> [Do this]: The lines to extract begin at the one containing "Output a JSON" and run to the end of the listing; set them down exactly and alone.
+++ Exercise material
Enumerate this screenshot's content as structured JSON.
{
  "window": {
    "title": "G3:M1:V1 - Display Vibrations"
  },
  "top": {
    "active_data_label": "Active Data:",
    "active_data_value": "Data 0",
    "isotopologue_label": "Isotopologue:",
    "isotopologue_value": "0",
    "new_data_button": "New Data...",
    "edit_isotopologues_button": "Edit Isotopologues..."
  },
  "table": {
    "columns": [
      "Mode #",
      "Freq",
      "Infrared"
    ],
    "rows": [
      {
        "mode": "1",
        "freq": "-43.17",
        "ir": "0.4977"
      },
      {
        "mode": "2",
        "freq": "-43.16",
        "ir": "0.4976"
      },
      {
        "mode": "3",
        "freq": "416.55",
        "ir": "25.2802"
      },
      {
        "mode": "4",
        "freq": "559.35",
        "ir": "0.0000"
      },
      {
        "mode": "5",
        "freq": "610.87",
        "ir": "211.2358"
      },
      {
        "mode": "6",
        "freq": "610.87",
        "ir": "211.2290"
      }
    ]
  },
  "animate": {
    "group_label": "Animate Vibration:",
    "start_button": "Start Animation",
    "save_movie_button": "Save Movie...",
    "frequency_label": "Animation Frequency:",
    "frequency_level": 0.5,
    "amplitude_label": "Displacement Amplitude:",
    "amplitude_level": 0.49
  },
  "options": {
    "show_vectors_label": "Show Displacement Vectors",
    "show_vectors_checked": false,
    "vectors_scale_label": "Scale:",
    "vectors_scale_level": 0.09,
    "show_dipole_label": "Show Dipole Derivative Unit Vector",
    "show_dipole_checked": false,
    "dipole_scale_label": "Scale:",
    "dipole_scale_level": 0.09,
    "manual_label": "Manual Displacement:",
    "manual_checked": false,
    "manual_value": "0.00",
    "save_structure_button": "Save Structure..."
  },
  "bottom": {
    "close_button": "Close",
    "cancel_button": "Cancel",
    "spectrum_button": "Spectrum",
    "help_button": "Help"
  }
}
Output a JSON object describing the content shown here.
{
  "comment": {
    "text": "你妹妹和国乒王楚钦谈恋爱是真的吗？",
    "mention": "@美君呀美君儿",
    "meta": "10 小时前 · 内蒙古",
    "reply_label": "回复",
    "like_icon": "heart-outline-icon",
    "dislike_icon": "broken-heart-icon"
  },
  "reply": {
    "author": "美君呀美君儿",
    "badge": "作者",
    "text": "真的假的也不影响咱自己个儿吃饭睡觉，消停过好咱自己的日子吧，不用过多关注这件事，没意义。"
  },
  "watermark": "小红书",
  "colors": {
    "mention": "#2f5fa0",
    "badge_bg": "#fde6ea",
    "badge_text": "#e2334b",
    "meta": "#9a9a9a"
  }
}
++++++
> [Full answer]:
Output a JSON object describing the content shown here.
{
  "comment": {
    "text": "你妹妹和国乒王楚钦谈恋爱是真的吗？",
    "mention": "@美君呀美君儿",
    "meta": "10 小时前 · 内蒙古",
    "reply_label": "回复",
    "like_icon": "heart-outline-icon",
    "dislike_icon": "broken-heart-icon"
  },
  "reply": {
    "author": "美君呀美君儿",
    "badge": "作者",
    "text": "真的假的也不影响咱自己个儿吃饭睡觉，消停过好咱自己的日子吧，不用过多关注这件事，没意义。"
  },
  "watermark": "小红书",
  "colors": {
    "mention": "#2f5fa0",
    "badge_bg": "#fde6ea",
    "badge_text": "#e2334b",
    "meta": "#9a9a9a"
  }
}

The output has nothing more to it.